▶ [EXTRACTED DATA]:
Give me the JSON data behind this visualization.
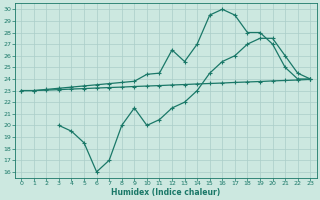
{
  "xlabel": "Humidex (Indice chaleur)",
  "bg_color": "#cce8e0",
  "grid_color": "#aacec8",
  "line_color": "#1a7868",
  "xlim": [
    -0.5,
    23.5
  ],
  "ylim": [
    15.5,
    30.5
  ],
  "xticks": [
    0,
    1,
    2,
    3,
    4,
    5,
    6,
    7,
    8,
    9,
    10,
    11,
    12,
    13,
    14,
    15,
    16,
    17,
    18,
    19,
    20,
    21,
    22,
    23
  ],
  "yticks": [
    16,
    17,
    18,
    19,
    20,
    21,
    22,
    23,
    24,
    25,
    26,
    27,
    28,
    29,
    30
  ],
  "line1_x": [
    0,
    1,
    2,
    3,
    4,
    5,
    6,
    7,
    8,
    9,
    10,
    11,
    12,
    13,
    14,
    15,
    16,
    17,
    18,
    19,
    20,
    21,
    22,
    23
  ],
  "line1_y": [
    23.0,
    23.0,
    23.04,
    23.08,
    23.13,
    23.17,
    23.22,
    23.26,
    23.3,
    23.35,
    23.39,
    23.43,
    23.48,
    23.52,
    23.57,
    23.61,
    23.65,
    23.7,
    23.74,
    23.78,
    23.83,
    23.87,
    23.91,
    23.96
  ],
  "line2_x": [
    0,
    1,
    2,
    3,
    4,
    5,
    6,
    7,
    8,
    9,
    10,
    11,
    12,
    13,
    14,
    15,
    16,
    17,
    18,
    19,
    20,
    21,
    22,
    23
  ],
  "line2_y": [
    23.0,
    23.0,
    23.1,
    23.2,
    23.3,
    23.4,
    23.5,
    23.6,
    23.7,
    23.8,
    24.4,
    24.5,
    26.5,
    25.5,
    27.0,
    29.5,
    30.0,
    29.5,
    28.0,
    28.0,
    27.0,
    25.0,
    24.0,
    24.0
  ],
  "line3_x": [
    3,
    4,
    5,
    6,
    7,
    8,
    9,
    10,
    11,
    12,
    13,
    14,
    15,
    16,
    17,
    18,
    19,
    20,
    21,
    22,
    23
  ],
  "line3_y": [
    20.0,
    19.5,
    18.5,
    16.0,
    17.0,
    20.0,
    21.5,
    20.0,
    20.5,
    21.5,
    22.0,
    23.0,
    24.5,
    25.5,
    26.0,
    27.0,
    27.5,
    27.5,
    26.0,
    24.5,
    24.0
  ]
}
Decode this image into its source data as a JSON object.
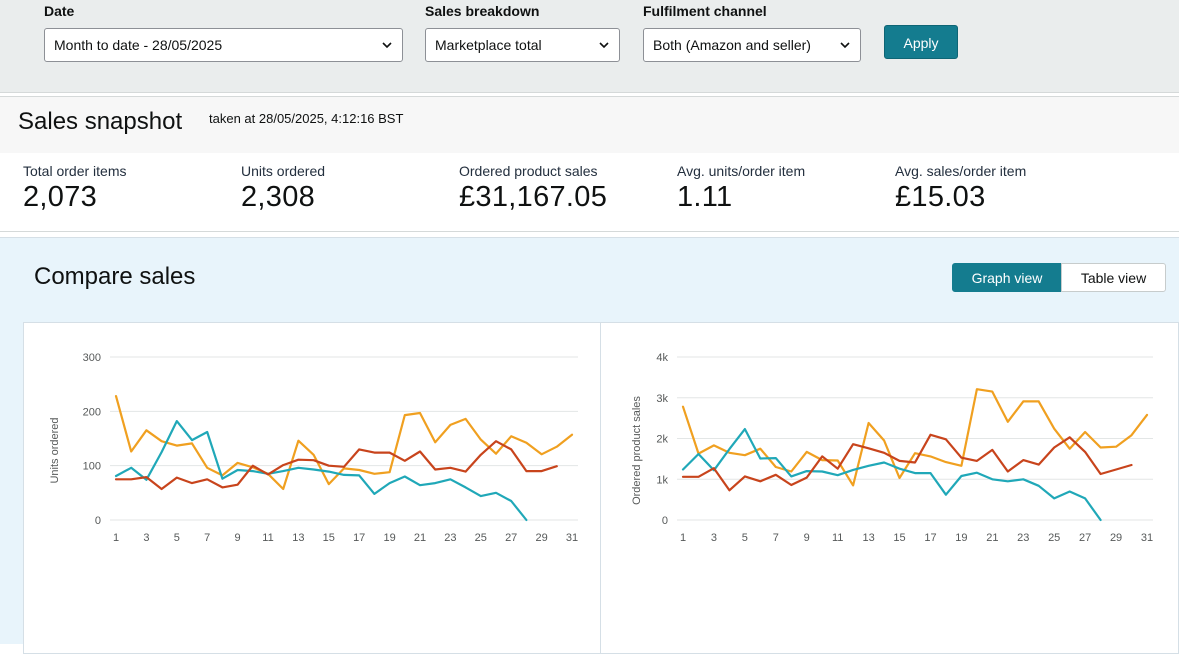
{
  "filters": {
    "date": {
      "label": "Date",
      "value": "Month to date - 28/05/2025"
    },
    "breakdown": {
      "label": "Sales breakdown",
      "value": "Marketplace total"
    },
    "channel": {
      "label": "Fulfilment channel",
      "value": "Both (Amazon and seller)"
    },
    "apply_label": "Apply"
  },
  "snapshot": {
    "title": "Sales snapshot",
    "subtitle": "taken at 28/05/2025, 4:12:16 BST",
    "metrics": [
      {
        "label": "Total order items",
        "value": "2,073"
      },
      {
        "label": "Units ordered",
        "value": "2,308"
      },
      {
        "label": "Ordered product sales",
        "value": "£31,167.05"
      },
      {
        "label": "Avg. units/order item",
        "value": "1.11"
      },
      {
        "label": "Avg. sales/order item",
        "value": "£15.03"
      }
    ]
  },
  "compare": {
    "title": "Compare sales",
    "graph_view_label": "Graph view",
    "table_view_label": "Table view"
  },
  "colors": {
    "orange": "#f0a020",
    "teal": "#20a8b8",
    "red": "#c8441c",
    "accent": "#147c8f"
  },
  "chart_data": [
    {
      "type": "line",
      "title": "",
      "xlabel": "",
      "ylabel": "Units ordered",
      "ylim": [
        0,
        300
      ],
      "yticks": [
        0,
        100,
        200,
        300
      ],
      "ytick_labels": [
        "0",
        "100",
        "200",
        "300"
      ],
      "xticks": [
        1,
        3,
        5,
        7,
        9,
        11,
        13,
        15,
        17,
        19,
        21,
        23,
        25,
        27,
        29,
        31
      ],
      "x": [
        1,
        2,
        3,
        4,
        5,
        6,
        7,
        8,
        9,
        10,
        11,
        12,
        13,
        14,
        15,
        16,
        17,
        18,
        19,
        20,
        21,
        22,
        23,
        24,
        25,
        26,
        27,
        28,
        29,
        30,
        31
      ],
      "series": [
        {
          "name": "orange",
          "color": "#f0a020",
          "values": [
            228,
            126,
            165,
            145,
            137,
            141,
            96,
            82,
            105,
            97,
            85,
            57,
            146,
            120,
            66,
            95,
            92,
            85,
            88,
            193,
            197,
            143,
            175,
            186,
            148,
            122,
            154,
            142,
            121,
            135,
            157
          ]
        },
        {
          "name": "teal",
          "color": "#20a8b8",
          "values": [
            81,
            96,
            74,
            125,
            182,
            147,
            162,
            76,
            92,
            90,
            85,
            90,
            96,
            93,
            89,
            83,
            82,
            48,
            68,
            80,
            64,
            68,
            75,
            60,
            44,
            50,
            35,
            0,
            null,
            null,
            null
          ]
        },
        {
          "name": "red",
          "color": "#c8441c",
          "values": [
            75,
            75,
            79,
            57,
            78,
            68,
            75,
            60,
            65,
            100,
            84,
            101,
            111,
            110,
            100,
            98,
            130,
            124,
            124,
            109,
            126,
            93,
            96,
            89,
            120,
            145,
            130,
            90,
            90,
            99,
            null
          ]
        }
      ]
    },
    {
      "type": "line",
      "title": "",
      "xlabel": "",
      "ylabel": "Ordered product sales",
      "ylim": [
        0,
        4000
      ],
      "yticks": [
        0,
        1000,
        2000,
        3000,
        4000
      ],
      "ytick_labels": [
        "0",
        "1k",
        "2k",
        "3k",
        "4k"
      ],
      "xticks": [
        1,
        3,
        5,
        7,
        9,
        11,
        13,
        15,
        17,
        19,
        21,
        23,
        25,
        27,
        29,
        31
      ],
      "x": [
        1,
        2,
        3,
        4,
        5,
        6,
        7,
        8,
        9,
        10,
        11,
        12,
        13,
        14,
        15,
        16,
        17,
        18,
        19,
        20,
        21,
        22,
        23,
        24,
        25,
        26,
        27,
        28,
        29,
        30,
        31
      ],
      "series": [
        {
          "name": "orange",
          "color": "#f0a020",
          "values": [
            2780,
            1630,
            1830,
            1650,
            1590,
            1750,
            1300,
            1190,
            1670,
            1470,
            1460,
            850,
            2380,
            1950,
            1030,
            1640,
            1560,
            1420,
            1330,
            3210,
            3150,
            2410,
            2910,
            2910,
            2240,
            1750,
            2160,
            1780,
            1800,
            2080,
            2580
          ]
        },
        {
          "name": "teal",
          "color": "#20a8b8",
          "values": [
            1240,
            1620,
            1220,
            1740,
            2230,
            1510,
            1520,
            1070,
            1200,
            1190,
            1100,
            1230,
            1330,
            1410,
            1260,
            1150,
            1150,
            620,
            1080,
            1160,
            1000,
            950,
            1000,
            840,
            530,
            700,
            530,
            0,
            null,
            null,
            null
          ]
        },
        {
          "name": "red",
          "color": "#c8441c",
          "values": [
            1060,
            1060,
            1270,
            730,
            1070,
            950,
            1110,
            860,
            1040,
            1560,
            1260,
            1860,
            1760,
            1650,
            1450,
            1410,
            2090,
            1980,
            1530,
            1450,
            1720,
            1190,
            1470,
            1360,
            1780,
            2030,
            1670,
            1130,
            1240,
            1350,
            null
          ]
        }
      ]
    }
  ]
}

▶ [JOB]:
From the listing above, print every entry precisely and drop the pictures.

▶ [TASK RESULT]:
Give me the JSON data behind this visualization.
{
  "xlabel": "Humidex (Indice chaleur)",
  "bg_color": "#cce8e0",
  "grid_color": "#aacec8",
  "line_color": "#1a7868",
  "xlim": [
    -0.5,
    23.5
  ],
  "ylim": [
    15.5,
    30.5
  ],
  "xticks": [
    0,
    1,
    2,
    3,
    4,
    5,
    6,
    7,
    8,
    9,
    10,
    11,
    12,
    13,
    14,
    15,
    16,
    17,
    18,
    19,
    20,
    21,
    22,
    23
  ],
  "yticks": [
    16,
    17,
    18,
    19,
    20,
    21,
    22,
    23,
    24,
    25,
    26,
    27,
    28,
    29,
    30
  ],
  "line1_x": [
    0,
    1,
    2,
    3,
    4,
    5,
    6,
    7,
    8,
    9,
    10,
    11,
    12,
    13,
    14,
    15,
    16,
    17,
    18,
    19,
    20,
    21,
    22,
    23
  ],
  "line1_y": [
    23.0,
    23.0,
    23.04,
    23.08,
    23.13,
    23.17,
    23.22,
    23.26,
    23.3,
    23.35,
    23.39,
    23.43,
    23.48,
    23.52,
    23.57,
    23.61,
    23.65,
    23.7,
    23.74,
    23.78,
    23.83,
    23.87,
    23.91,
    23.96
  ],
  "line2_x": [
    0,
    1,
    2,
    3,
    4,
    5,
    6,
    7,
    8,
    9,
    10,
    11,
    12,
    13,
    14,
    15,
    16,
    17,
    18,
    19,
    20,
    21,
    22,
    23
  ],
  "line2_y": [
    23.0,
    23.0,
    23.1,
    23.2,
    23.3,
    23.4,
    23.5,
    23.6,
    23.7,
    23.8,
    24.4,
    24.5,
    26.5,
    25.5,
    27.0,
    29.5,
    30.0,
    29.5,
    28.0,
    28.0,
    27.0,
    25.0,
    24.0,
    24.0
  ],
  "line3_x": [
    3,
    4,
    5,
    6,
    7,
    8,
    9,
    10,
    11,
    12,
    13,
    14,
    15,
    16,
    17,
    18,
    19,
    20,
    21,
    22,
    23
  ],
  "line3_y": [
    20.0,
    19.5,
    18.5,
    16.0,
    17.0,
    20.0,
    21.5,
    20.0,
    20.5,
    21.5,
    22.0,
    23.0,
    24.5,
    25.5,
    26.0,
    27.0,
    27.5,
    27.5,
    26.0,
    24.5,
    24.0
  ]
}
Decode this image into its source data as a JSON object.
{
  "filters": {
    "date": {
      "label": "Date",
      "value": "Month to date - 28/05/2025"
    },
    "breakdown": {
      "label": "Sales breakdown",
      "value": "Marketplace total"
    },
    "channel": {
      "label": "Fulfilment channel",
      "value": "Both (Amazon and seller)"
    },
    "apply_label": "Apply"
  },
  "snapshot": {
    "title": "Sales snapshot",
    "subtitle": "taken at 28/05/2025, 4:12:16 BST",
    "metrics": [
      {
        "label": "Total order items",
        "value": "2,073"
      },
      {
        "label": "Units ordered",
        "value": "2,308"
      },
      {
        "label": "Ordered product sales",
        "value": "£31,167.05"
      },
      {
        "label": "Avg. units/order item",
        "value": "1.11"
      },
      {
        "label": "Avg. sales/order item",
        "value": "£15.03"
      }
    ]
  },
  "compare": {
    "title": "Compare sales",
    "graph_view_label": "Graph view",
    "table_view_label": "Table view"
  },
  "colors": {
    "orange": "#f0a020",
    "teal": "#20a8b8",
    "red": "#c8441c",
    "accent": "#147c8f"
  },
  "chart_data": [
    {
      "type": "line",
      "title": "",
      "xlabel": "",
      "ylabel": "Units ordered",
      "ylim": [
        0,
        300
      ],
      "yticks": [
        0,
        100,
        200,
        300
      ],
      "ytick_labels": [
        "0",
        "100",
        "200",
        "300"
      ],
      "xticks": [
        1,
        3,
        5,
        7,
        9,
        11,
        13,
        15,
        17,
        19,
        21,
        23,
        25,
        27,
        29,
        31
      ],
      "x": [
        1,
        2,
        3,
        4,
        5,
        6,
        7,
        8,
        9,
        10,
        11,
        12,
        13,
        14,
        15,
        16,
        17,
        18,
        19,
        20,
        21,
        22,
        23,
        24,
        25,
        26,
        27,
        28,
        29,
        30,
        31
      ],
      "series": [
        {
          "name": "orange",
          "color": "#f0a020",
          "values": [
            228,
            126,
            165,
            145,
            137,
            141,
            96,
            82,
            105,
            97,
            85,
            57,
            146,
            120,
            66,
            95,
            92,
            85,
            88,
            193,
            197,
            143,
            175,
            186,
            148,
            122,
            154,
            142,
            121,
            135,
            157
          ]
        },
        {
          "name": "teal",
          "color": "#20a8b8",
          "values": [
            81,
            96,
            74,
            125,
            182,
            147,
            162,
            76,
            92,
            90,
            85,
            90,
            96,
            93,
            89,
            83,
            82,
            48,
            68,
            80,
            64,
            68,
            75,
            60,
            44,
            50,
            35,
            0,
            null,
            null,
            null
          ]
        },
        {
          "name": "red",
          "color": "#c8441c",
          "values": [
            75,
            75,
            79,
            57,
            78,
            68,
            75,
            60,
            65,
            100,
            84,
            101,
            111,
            110,
            100,
            98,
            130,
            124,
            124,
            109,
            126,
            93,
            96,
            89,
            120,
            145,
            130,
            90,
            90,
            99,
            null
          ]
        }
      ]
    },
    {
      "type": "line",
      "title": "",
      "xlabel": "",
      "ylabel": "Ordered product sales",
      "ylim": [
        0,
        4000
      ],
      "yticks": [
        0,
        1000,
        2000,
        3000,
        4000
      ],
      "ytick_labels": [
        "0",
        "1k",
        "2k",
        "3k",
        "4k"
      ],
      "xticks": [
        1,
        3,
        5,
        7,
        9,
        11,
        13,
        15,
        17,
        19,
        21,
        23,
        25,
        27,
        29,
        31
      ],
      "x": [
        1,
        2,
        3,
        4,
        5,
        6,
        7,
        8,
        9,
        10,
        11,
        12,
        13,
        14,
        15,
        16,
        17,
        18,
        19,
        20,
        21,
        22,
        23,
        24,
        25,
        26,
        27,
        28,
        29,
        30,
        31
      ],
      "series": [
        {
          "name": "orange",
          "color": "#f0a020",
          "values": [
            2780,
            1630,
            1830,
            1650,
            1590,
            1750,
            1300,
            1190,
            1670,
            1470,
            1460,
            850,
            2380,
            1950,
            1030,
            1640,
            1560,
            1420,
            1330,
            3210,
            3150,
            2410,
            2910,
            2910,
            2240,
            1750,
            2160,
            1780,
            1800,
            2080,
            2580
          ]
        },
        {
          "name": "teal",
          "color": "#20a8b8",
          "values": [
            1240,
            1620,
            1220,
            1740,
            2230,
            1510,
            1520,
            1070,
            1200,
            1190,
            1100,
            1230,
            1330,
            1410,
            1260,
            1150,
            1150,
            620,
            1080,
            1160,
            1000,
            950,
            1000,
            840,
            530,
            700,
            530,
            0,
            null,
            null,
            null
          ]
        },
        {
          "name": "red",
          "color": "#c8441c",
          "values": [
            1060,
            1060,
            1270,
            730,
            1070,
            950,
            1110,
            860,
            1040,
            1560,
            1260,
            1860,
            1760,
            1650,
            1450,
            1410,
            2090,
            1980,
            1530,
            1450,
            1720,
            1190,
            1470,
            1360,
            1780,
            2030,
            1670,
            1130,
            1240,
            1350,
            null
          ]
        }
      ]
    }
  ]
}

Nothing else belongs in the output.